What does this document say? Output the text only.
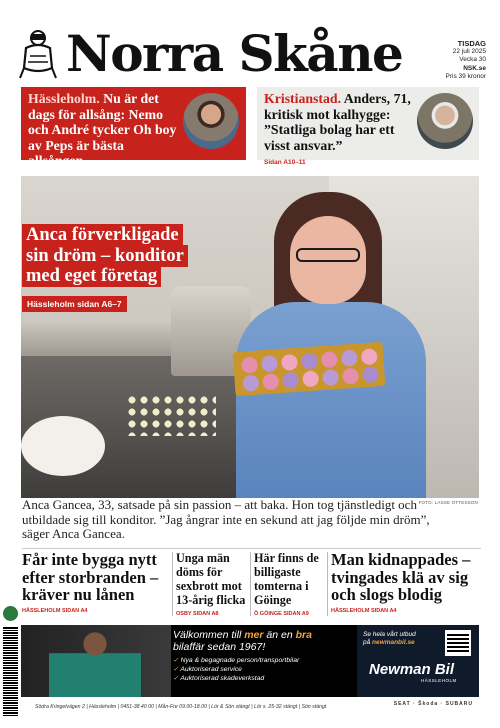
Norra Skåne	TISDAG
22 juli 2025
Vecka 30
NSK.se
Pris 39 kronor
Hässleholm. Nu är det dags för allsång: Nemo och André tycker Oh boy av Peps är bästa allsången.
Kristianstad. Anders, 71, kritisk mot kalhygge: ”Statliga bolag har ett visst ansvar.”
Sidan A10–11
Anca förverkligade
sin dröm – konditor
med eget företag
Hässleholm sidan A6–7
Anca Gancea, 33, satsade på sin passion – att baka. Hon tog tjänstledigt och utbildade sig till konditor. ”Jag ångrar inte en sekund att jag följde min dröm”, säger Anca Gancea.
FOTO: LASSE OTTESSON
Får inte bygga nytt efter storbranden – kräver nu lånen
HÄSSLEHOLM SIDAN A4
Unga män döms för sexbrott mot 13-årig flicka
OSBY SIDAN A8
Här finns de billigaste tomterna i Göinge
Ö GÖINGE SIDAN A9
Man kidnappades – tvingades klä av sig och slogs blodig
HÄSSLEHOLM SIDAN A4
Välkommen till mer än en bra
bilaffär sedan 1967!
✓ Nya & begagnade person/transportbilar
✓ Auktoriserad service
✓ Auktoriserad skadeverkstad
Se hela vårt utbud
på newmanbil.se
Newman Bil
HÄSSLEHOLM
Södra Kringelvägen 2 | Hässleholm | 0451-38 40 00 | Mån-Fre 09.00-18.00 | Lör & Sön stängt | Lör s. 25-32 stängt | Sön stängt	SEAT · Škoda · SUBARU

**What is required:** Pictures appear in the records above. Output everything except them, exactly.

**The reply:**
What does this document say? Output the text only.
Norra Skåne	TISDAG
22 juli 2025
Vecka 30
NSK.se
Pris 39 kronor
Hässleholm. Nu är det dags för allsång: Nemo och André tycker Oh boy av Peps är bästa allsången.
Kristianstad. Anders, 71, kritisk mot kalhygge: ”Statliga bolag har ett visst ansvar.”
Sidan A10–11
Anca förverkligade
sin dröm – konditor
med eget företag
Hässleholm sidan A6–7
Anca Gancea, 33, satsade på sin passion – att baka. Hon tog tjänstledigt och utbildade sig till konditor. ”Jag ångrar inte en sekund att jag följde min dröm”, säger Anca Gancea.
FOTO: LASSE OTTESSON
Får inte bygga nytt efter storbranden – kräver nu lånen
HÄSSLEHOLM SIDAN A4
Unga män döms för sexbrott mot 13-årig flicka
OSBY SIDAN A8
Här finns de billigaste tomterna i Göinge
Ö GÖINGE SIDAN A9
Man kidnappades – tvingades klä av sig och slogs blodig
HÄSSLEHOLM SIDAN A4
Välkommen till mer än en bra
bilaffär sedan 1967!
✓ Nya & begagnade person/transportbilar
✓ Auktoriserad service
✓ Auktoriserad skadeverkstad
Se hela vårt utbud
på newmanbil.se
Newman Bil
HÄSSLEHOLM
Södra Kringelvägen 2 | Hässleholm | 0451-38 40 00 | Mån-Fre 09.00-18.00 | Lör & Sön stängt | Lör s. 25-32 stängt | Sön stängt	SEAT · Škoda · SUBARU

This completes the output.